====== MATERIAL PROVIDED ======

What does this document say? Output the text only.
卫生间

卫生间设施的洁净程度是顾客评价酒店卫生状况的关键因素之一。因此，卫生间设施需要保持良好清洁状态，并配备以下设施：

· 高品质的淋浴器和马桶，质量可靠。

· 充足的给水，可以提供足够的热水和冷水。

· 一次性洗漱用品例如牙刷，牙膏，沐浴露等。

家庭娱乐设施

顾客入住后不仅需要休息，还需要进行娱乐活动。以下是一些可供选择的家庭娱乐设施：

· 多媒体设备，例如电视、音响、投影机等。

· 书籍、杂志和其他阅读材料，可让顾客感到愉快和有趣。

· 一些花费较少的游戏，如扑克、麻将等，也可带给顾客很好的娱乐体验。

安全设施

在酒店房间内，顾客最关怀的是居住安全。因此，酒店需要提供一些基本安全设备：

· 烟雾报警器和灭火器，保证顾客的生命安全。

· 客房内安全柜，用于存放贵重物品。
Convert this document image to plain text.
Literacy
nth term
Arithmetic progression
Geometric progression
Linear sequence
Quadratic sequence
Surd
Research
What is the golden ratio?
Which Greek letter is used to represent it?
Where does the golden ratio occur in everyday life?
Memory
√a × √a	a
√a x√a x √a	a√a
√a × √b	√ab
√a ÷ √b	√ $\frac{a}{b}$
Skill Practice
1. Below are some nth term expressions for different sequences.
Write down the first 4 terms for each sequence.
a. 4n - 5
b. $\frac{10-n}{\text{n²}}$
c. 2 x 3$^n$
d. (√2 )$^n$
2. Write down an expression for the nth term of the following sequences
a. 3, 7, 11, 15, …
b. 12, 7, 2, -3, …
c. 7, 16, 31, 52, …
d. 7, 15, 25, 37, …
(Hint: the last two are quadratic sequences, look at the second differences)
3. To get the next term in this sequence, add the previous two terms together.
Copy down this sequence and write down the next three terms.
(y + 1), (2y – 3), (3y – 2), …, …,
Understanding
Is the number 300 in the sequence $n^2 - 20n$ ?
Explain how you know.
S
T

======

*PROBLEM DESCRIPTION*: Repeat all the records. Match each line exactly.

*RESULT*:
What does this document say? Output the text only.
卫生间

卫生间设施的洁净程度是顾客评价酒店卫生状况的关键因素之一。因此，卫生间设施需要保持良好清洁状态，并配备以下设施：

· 高品质的淋浴器和马桶，质量可靠。

· 充足的给水，可以提供足够的热水和冷水。

· 一次性洗漱用品例如牙刷，牙膏，沐浴露等。

家庭娱乐设施

顾客入住后不仅需要休息，还需要进行娱乐活动。以下是一些可供选择的家庭娱乐设施：

· 多媒体设备，例如电视、音响、投影机等。

· 书籍、杂志和其他阅读材料，可让顾客感到愉快和有趣。

· 一些花费较少的游戏，如扑克、麻将等，也可带给顾客很好的娱乐体验。

安全设施

在酒店房间内，顾客最关怀的是居住安全。因此，酒店需要提供一些基本安全设备：

· 烟雾报警器和灭火器，保证顾客的生命安全。

· 客房内安全柜，用于存放贵重物品。
Convert this document image to plain text.
Literacy
nth term
Arithmetic progression
Geometric progression
Linear sequence
Quadratic sequence
Surd
Research
What is the golden ratio?
Which Greek letter is used to represent it?
Where does the golden ratio occur in everyday life?
Memory
√a × √a	a
√a x√a x √a	a√a
√a × √b	√ab
√a ÷ √b	√ $\frac{a}{b}$
Skill Practice
1. Below are some nth term expressions for different sequences.
Write down the first 4 terms for each sequence.
a. 4n - 5
b. $\frac{10-n}{\text{n²}}$
c. 2 x 3$^n$
d. (√2 )$^n$
2. Write down an expression for the nth term of the following sequences
a. 3, 7, 11, 15, …
b. 12, 7, 2, -3, …
c. 7, 16, 31, 52, …
d. 7, 15, 25, 37, …
(Hint: the last two are quadratic sequences, look at the second differences)
3. To get the next term in this sequence, add the previous two terms together.
Copy down this sequence and write down the next three terms.
(y + 1), (2y – 3), (3y – 2), …, …,
Understanding
Is the number 300 in the sequence $n^2 - 20n$ ?
Explain how you know.
S
T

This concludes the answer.